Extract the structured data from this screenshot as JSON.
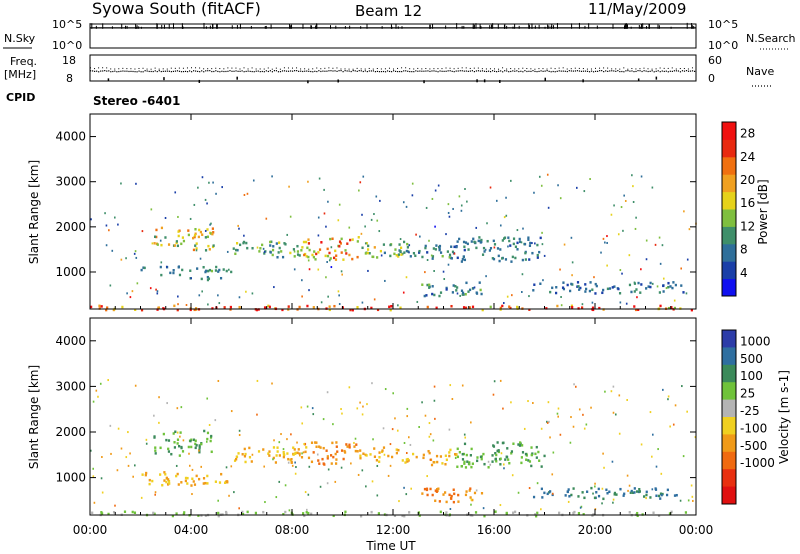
{
  "header": {
    "station": "Syowa South (fitACF)",
    "beam": "Beam 12",
    "date": "11/May/2009"
  },
  "nsky_panel": {
    "left_label": "N.Sky",
    "right_label": "N.Search",
    "left_ticks": [
      "10^5",
      "10^0"
    ],
    "right_ticks": [
      "10^5",
      "10^0"
    ]
  },
  "freq_panel": {
    "left_label_line1": "Freq.",
    "left_label_line2": "[MHz]",
    "right_label": "Nave",
    "left_ticks": [
      "18",
      "8"
    ],
    "right_ticks": [
      "60",
      "0"
    ]
  },
  "cpid": {
    "label": "CPID",
    "value": "Stereo -6401"
  },
  "colors": {
    "background": "#ffffff",
    "axis": "#000000",
    "power_scale": [
      "#1010f0",
      "#1a3fa8",
      "#2f6f9a",
      "#3f8f6a",
      "#7fbf3f",
      "#e6d21a",
      "#f0a020",
      "#f07010",
      "#e82a10",
      "#f01010"
    ],
    "velocity_scale": [
      "#2c3ca8",
      "#2f6fa0",
      "#3b8a5a",
      "#6fc23a",
      "#b4b4b4",
      "#f0d020",
      "#f09a18",
      "#f06a10",
      "#e83010",
      "#e01010"
    ]
  },
  "chart_data": [
    {
      "type": "line",
      "title": "",
      "xlabel": "",
      "ylabel": "N.Sky",
      "y2label": "N.Search",
      "x_range_hours": [
        0,
        24
      ],
      "description_series": [
        {
          "name": "N.Sky",
          "level_log10": 4.2,
          "style": "solid"
        },
        {
          "name": "N.Search",
          "level_log10": 4.2,
          "style": "dotted"
        }
      ]
    },
    {
      "type": "scatter",
      "title": "",
      "xlabel": "",
      "ylabel": "Freq. [MHz]",
      "y2label": "Nave",
      "ylim": [
        8,
        18
      ],
      "y2lim": [
        0,
        60
      ],
      "x_range_hours": [
        0,
        24
      ],
      "series": [
        {
          "name": "Freq.",
          "typical_value": 12.0
        },
        {
          "name": "Nave",
          "typical_value": 30
        }
      ],
      "dropouts_hours": [
        0.7,
        2.9,
        4.3,
        5.8,
        8.6,
        9.8,
        13.2,
        15.3,
        15.6,
        16.2,
        18.0,
        19.5,
        21.7,
        22.4
      ]
    },
    {
      "type": "heatmap",
      "title": "",
      "xlabel": "Time UT",
      "ylabel": "Slant Range [km]",
      "colorbar_label": "Power [dB]",
      "x_range_hours": [
        0,
        24
      ],
      "ylim": [
        180,
        4500
      ],
      "yticks": [
        1000,
        2000,
        3000,
        4000
      ],
      "color_ticks": [
        4,
        8,
        12,
        16,
        20,
        24,
        28
      ],
      "clim": [
        0,
        30
      ],
      "regions": [
        {
          "t0": 2.5,
          "t1": 4.9,
          "r0": 1500,
          "r1": 2050,
          "value": 17
        },
        {
          "t0": 2.0,
          "t1": 5.6,
          "r0": 850,
          "r1": 1150,
          "value": 9
        },
        {
          "t0": 5.6,
          "t1": 8.6,
          "r0": 1350,
          "r1": 1700,
          "value": 12
        },
        {
          "t0": 8.4,
          "t1": 10.6,
          "r0": 1300,
          "r1": 1800,
          "value": 20
        },
        {
          "t0": 10.6,
          "t1": 12.6,
          "r0": 1350,
          "r1": 1700,
          "value": 13
        },
        {
          "t0": 12.5,
          "t1": 14.5,
          "r0": 1300,
          "r1": 1650,
          "value": 9
        },
        {
          "t0": 14.5,
          "t1": 18.0,
          "r0": 1250,
          "r1": 1800,
          "value": 8
        },
        {
          "t0": 13.0,
          "t1": 15.5,
          "r0": 480,
          "r1": 800,
          "value": 9
        },
        {
          "t0": 17.5,
          "t1": 23.5,
          "r0": 550,
          "r1": 800,
          "value": 7
        },
        {
          "t0": 0.0,
          "t1": 24.0,
          "r0": 180,
          "r1": 280,
          "value": 24
        }
      ]
    },
    {
      "type": "heatmap",
      "title": "",
      "xlabel": "Time UT",
      "ylabel": "Slant Range [km]",
      "colorbar_label": "Velocity [m s-1]",
      "x_range_hours": [
        0,
        24
      ],
      "ylim": [
        180,
        4500
      ],
      "yticks": [
        1000,
        2000,
        3000,
        4000
      ],
      "xticks": [
        "00:00",
        "04:00",
        "08:00",
        "12:00",
        "16:00",
        "20:00",
        "00:00"
      ],
      "color_ticks": [
        "1000",
        "500",
        "100",
        "25",
        "-25",
        "-100",
        "-500",
        "-1000"
      ],
      "regions": [
        {
          "t0": 2.5,
          "t1": 4.9,
          "r0": 1500,
          "r1": 2050,
          "value": 100
        },
        {
          "t0": 2.0,
          "t1": 5.6,
          "r0": 850,
          "r1": 1150,
          "value": -100
        },
        {
          "t0": 5.6,
          "t1": 8.6,
          "r0": 1350,
          "r1": 1700,
          "value": -100
        },
        {
          "t0": 8.4,
          "t1": 10.6,
          "r0": 1300,
          "r1": 1800,
          "value": -500
        },
        {
          "t0": 10.6,
          "t1": 12.6,
          "r0": 1350,
          "r1": 1700,
          "value": -100
        },
        {
          "t0": 12.5,
          "t1": 14.5,
          "r0": 1300,
          "r1": 1650,
          "value": -100
        },
        {
          "t0": 14.5,
          "t1": 18.0,
          "r0": 1250,
          "r1": 1800,
          "value": 100
        },
        {
          "t0": 13.0,
          "t1": 15.5,
          "r0": 480,
          "r1": 800,
          "value": -500
        },
        {
          "t0": 17.5,
          "t1": 23.5,
          "r0": 550,
          "r1": 800,
          "value": 500
        },
        {
          "t0": 0.0,
          "t1": 24.0,
          "r0": 180,
          "r1": 280,
          "value": 25
        }
      ]
    }
  ]
}
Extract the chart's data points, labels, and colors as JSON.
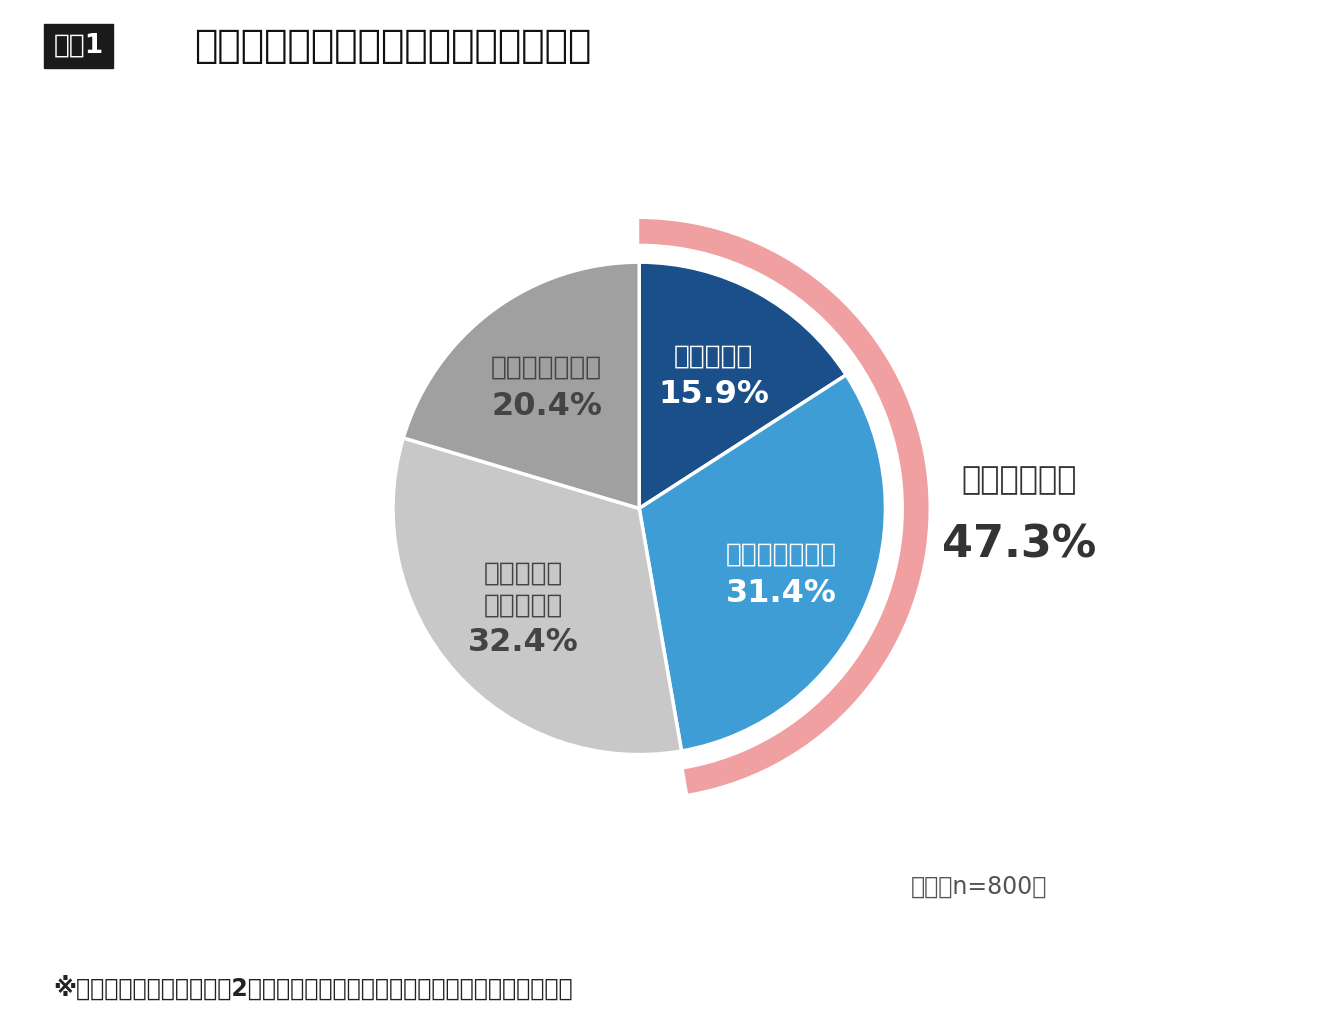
{
  "title": "今年は例年より紫外線対策を忘れがち",
  "title_prefix": "図表1",
  "segments": [
    {
      "label": "あてはまる",
      "value": 15.9,
      "color": "#1a4f8a",
      "label_multiline": "あてはまる"
    },
    {
      "label": "まああてはまる",
      "value": 31.4,
      "color": "#3d9dd4",
      "label_multiline": "まああてはまる"
    },
    {
      "label": "あまりあてはまらない",
      "value": 32.4,
      "color": "#c8c8c8",
      "label_multiline": "あまりあて\nはまらない"
    },
    {
      "label": "あてはまらない",
      "value": 20.4,
      "color": "#a0a0a0",
      "label_multiline": "あてはまらない"
    }
  ],
  "ring_color": "#f0a0a0",
  "ring_total_label": "あてはまる計",
  "ring_total_value": "47.3%",
  "footnote_n": "全体（n=800）",
  "footnote": "※構成比（％）は小数点第2位以下を四捨五入しているため、誤差が生じます。",
  "bg_color": "#ffffff",
  "title_box_color": "#1a1a1a",
  "title_box_text_color": "#ffffff",
  "label_fontsize": 19,
  "percent_fontsize": 23,
  "ring_label_fontsize": 23,
  "ring_percent_fontsize": 32,
  "title_fontsize": 28,
  "title_prefix_fontsize": 19,
  "footnote_fontsize": 17,
  "n_fontsize": 17
}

================================

* Exercise task:
Show all lines from the data above in which the word "Extract" appears.

* Solved problem:
Extract the structured data from this screenshot as JSON.
Extract the chart's data points, labels, and colors as JSON.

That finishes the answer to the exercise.